= Exercise instructions =
Would you return all of this data exactly, leaving nothing out?

= Provided information =
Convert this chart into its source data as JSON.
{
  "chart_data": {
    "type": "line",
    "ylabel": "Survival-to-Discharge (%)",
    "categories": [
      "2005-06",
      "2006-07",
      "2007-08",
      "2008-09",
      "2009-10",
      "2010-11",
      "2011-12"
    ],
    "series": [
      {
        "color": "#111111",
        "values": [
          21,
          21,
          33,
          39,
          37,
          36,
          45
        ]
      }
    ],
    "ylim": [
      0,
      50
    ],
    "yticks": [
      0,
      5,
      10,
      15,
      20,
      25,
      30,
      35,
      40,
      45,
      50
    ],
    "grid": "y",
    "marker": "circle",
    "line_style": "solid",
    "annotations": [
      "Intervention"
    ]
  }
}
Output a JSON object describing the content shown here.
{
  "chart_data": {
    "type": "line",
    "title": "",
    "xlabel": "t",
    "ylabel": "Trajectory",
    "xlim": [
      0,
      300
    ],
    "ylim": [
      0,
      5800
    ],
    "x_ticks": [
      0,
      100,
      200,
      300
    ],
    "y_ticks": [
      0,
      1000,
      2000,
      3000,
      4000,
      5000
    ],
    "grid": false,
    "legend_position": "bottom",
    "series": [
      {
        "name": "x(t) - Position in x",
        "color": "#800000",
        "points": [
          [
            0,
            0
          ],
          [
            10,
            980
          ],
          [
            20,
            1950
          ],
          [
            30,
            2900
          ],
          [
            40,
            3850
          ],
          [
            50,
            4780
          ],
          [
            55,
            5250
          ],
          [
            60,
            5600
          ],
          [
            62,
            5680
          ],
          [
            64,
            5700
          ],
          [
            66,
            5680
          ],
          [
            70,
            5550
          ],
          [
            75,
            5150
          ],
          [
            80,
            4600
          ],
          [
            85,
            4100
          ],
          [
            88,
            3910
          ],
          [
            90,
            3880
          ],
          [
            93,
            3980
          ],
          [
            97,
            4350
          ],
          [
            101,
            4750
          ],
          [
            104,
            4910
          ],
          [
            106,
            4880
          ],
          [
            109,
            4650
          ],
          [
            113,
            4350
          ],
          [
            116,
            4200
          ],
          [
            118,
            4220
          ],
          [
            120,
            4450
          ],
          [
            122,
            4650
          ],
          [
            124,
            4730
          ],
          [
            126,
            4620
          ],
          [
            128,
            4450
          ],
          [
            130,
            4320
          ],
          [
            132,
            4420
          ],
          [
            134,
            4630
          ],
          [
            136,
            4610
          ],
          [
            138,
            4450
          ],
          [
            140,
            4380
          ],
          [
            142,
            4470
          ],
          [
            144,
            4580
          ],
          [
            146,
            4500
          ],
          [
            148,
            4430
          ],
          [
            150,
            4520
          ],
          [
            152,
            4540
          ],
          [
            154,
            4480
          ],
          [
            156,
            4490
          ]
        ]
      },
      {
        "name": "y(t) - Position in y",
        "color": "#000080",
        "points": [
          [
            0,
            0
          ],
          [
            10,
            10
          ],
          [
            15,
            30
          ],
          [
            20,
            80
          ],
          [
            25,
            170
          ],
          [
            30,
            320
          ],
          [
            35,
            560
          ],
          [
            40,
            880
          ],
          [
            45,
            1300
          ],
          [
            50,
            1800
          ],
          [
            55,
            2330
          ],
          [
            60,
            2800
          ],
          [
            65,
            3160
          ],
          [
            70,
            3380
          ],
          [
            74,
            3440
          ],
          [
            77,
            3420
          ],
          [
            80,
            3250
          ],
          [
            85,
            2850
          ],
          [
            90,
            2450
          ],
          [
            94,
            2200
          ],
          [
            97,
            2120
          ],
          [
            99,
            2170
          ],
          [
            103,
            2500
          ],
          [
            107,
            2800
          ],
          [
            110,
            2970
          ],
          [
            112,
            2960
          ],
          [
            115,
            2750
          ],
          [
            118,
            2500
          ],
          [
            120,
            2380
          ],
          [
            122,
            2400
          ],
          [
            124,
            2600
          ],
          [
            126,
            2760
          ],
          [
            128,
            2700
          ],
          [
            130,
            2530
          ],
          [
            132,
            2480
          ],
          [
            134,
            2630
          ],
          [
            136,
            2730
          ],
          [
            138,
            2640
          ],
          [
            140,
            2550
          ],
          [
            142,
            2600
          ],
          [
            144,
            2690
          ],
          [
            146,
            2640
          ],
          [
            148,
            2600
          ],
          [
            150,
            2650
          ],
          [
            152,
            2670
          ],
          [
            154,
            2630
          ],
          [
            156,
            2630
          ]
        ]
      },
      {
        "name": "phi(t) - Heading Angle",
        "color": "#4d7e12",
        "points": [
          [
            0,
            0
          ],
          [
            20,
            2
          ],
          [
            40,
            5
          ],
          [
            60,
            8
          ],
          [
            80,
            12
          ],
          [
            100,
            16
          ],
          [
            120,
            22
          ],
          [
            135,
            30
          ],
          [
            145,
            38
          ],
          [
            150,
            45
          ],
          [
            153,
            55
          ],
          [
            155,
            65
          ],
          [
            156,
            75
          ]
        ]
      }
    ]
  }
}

= Answer to the problem =
Convert this chart into its source data as JSON.
{
  "chart_data": {
    "type": "line",
    "ylabel": "Survival-to-Discharge (%)",
    "categories": [
      "2005-06",
      "2006-07",
      "2007-08",
      "2008-09",
      "2009-10",
      "2010-11",
      "2011-12"
    ],
    "series": [
      {
        "color": "#111111",
        "values": [
          21,
          21,
          33,
          39,
          37,
          36,
          45
        ]
      }
    ],
    "ylim": [
      0,
      50
    ],
    "yticks": [
      0,
      5,
      10,
      15,
      20,
      25,
      30,
      35,
      40,
      45,
      50
    ],
    "grid": "y",
    "marker": "circle",
    "line_style": "solid",
    "annotations": [
      "Intervention"
    ]
  }
}
Output a JSON object describing the content shown here.
{
  "chart_data": {
    "type": "line",
    "title": "",
    "xlabel": "t",
    "ylabel": "Trajectory",
    "xlim": [
      0,
      300
    ],
    "ylim": [
      0,
      5800
    ],
    "x_ticks": [
      0,
      100,
      200,
      300
    ],
    "y_ticks": [
      0,
      1000,
      2000,
      3000,
      4000,
      5000
    ],
    "grid": false,
    "legend_position": "bottom",
    "series": [
      {
        "name": "x(t) - Position in x",
        "color": "#800000",
        "points": [
          [
            0,
            0
          ],
          [
            10,
            980
          ],
          [
            20,
            1950
          ],
          [
            30,
            2900
          ],
          [
            40,
            3850
          ],
          [
            50,
            4780
          ],
          [
            55,
            5250
          ],
          [
            60,
            5600
          ],
          [
            62,
            5680
          ],
          [
            64,
            5700
          ],
          [
            66,
            5680
          ],
          [
            70,
            5550
          ],
          [
            75,
            5150
          ],
          [
            80,
            4600
          ],
          [
            85,
            4100
          ],
          [
            88,
            3910
          ],
          [
            90,
            3880
          ],
          [
            93,
            3980
          ],
          [
            97,
            4350
          ],
          [
            101,
            4750
          ],
          [
            104,
            4910
          ],
          [
            106,
            4880
          ],
          [
            109,
            4650
          ],
          [
            113,
            4350
          ],
          [
            116,
            4200
          ],
          [
            118,
            4220
          ],
          [
            120,
            4450
          ],
          [
            122,
            4650
          ],
          [
            124,
            4730
          ],
          [
            126,
            4620
          ],
          [
            128,
            4450
          ],
          [
            130,
            4320
          ],
          [
            132,
            4420
          ],
          [
            134,
            4630
          ],
          [
            136,
            4610
          ],
          [
            138,
            4450
          ],
          [
            140,
            4380
          ],
          [
            142,
            4470
          ],
          [
            144,
            4580
          ],
          [
            146,
            4500
          ],
          [
            148,
            4430
          ],
          [
            150,
            4520
          ],
          [
            152,
            4540
          ],
          [
            154,
            4480
          ],
          [
            156,
            4490
          ]
        ]
      },
      {
        "name": "y(t) - Position in y",
        "color": "#000080",
        "points": [
          [
            0,
            0
          ],
          [
            10,
            10
          ],
          [
            15,
            30
          ],
          [
            20,
            80
          ],
          [
            25,
            170
          ],
          [
            30,
            320
          ],
          [
            35,
            560
          ],
          [
            40,
            880
          ],
          [
            45,
            1300
          ],
          [
            50,
            1800
          ],
          [
            55,
            2330
          ],
          [
            60,
            2800
          ],
          [
            65,
            3160
          ],
          [
            70,
            3380
          ],
          [
            74,
            3440
          ],
          [
            77,
            3420
          ],
          [
            80,
            3250
          ],
          [
            85,
            2850
          ],
          [
            90,
            2450
          ],
          [
            94,
            2200
          ],
          [
            97,
            2120
          ],
          [
            99,
            2170
          ],
          [
            103,
            2500
          ],
          [
            107,
            2800
          ],
          [
            110,
            2970
          ],
          [
            112,
            2960
          ],
          [
            115,
            2750
          ],
          [
            118,
            2500
          ],
          [
            120,
            2380
          ],
          [
            122,
            2400
          ],
          [
            124,
            2600
          ],
          [
            126,
            2760
          ],
          [
            128,
            2700
          ],
          [
            130,
            2530
          ],
          [
            132,
            2480
          ],
          [
            134,
            2630
          ],
          [
            136,
            2730
          ],
          [
            138,
            2640
          ],
          [
            140,
            2550
          ],
          [
            142,
            2600
          ],
          [
            144,
            2690
          ],
          [
            146,
            2640
          ],
          [
            148,
            2600
          ],
          [
            150,
            2650
          ],
          [
            152,
            2670
          ],
          [
            154,
            2630
          ],
          [
            156,
            2630
          ]
        ]
      },
      {
        "name": "phi(t) - Heading Angle",
        "color": "#4d7e12",
        "points": [
          [
            0,
            0
          ],
          [
            20,
            2
          ],
          [
            40,
            5
          ],
          [
            60,
            8
          ],
          [
            80,
            12
          ],
          [
            100,
            16
          ],
          [
            120,
            22
          ],
          [
            135,
            30
          ],
          [
            145,
            38
          ],
          [
            150,
            45
          ],
          [
            153,
            55
          ],
          [
            155,
            65
          ],
          [
            156,
            75
          ]
        ]
      }
    ]
  }
}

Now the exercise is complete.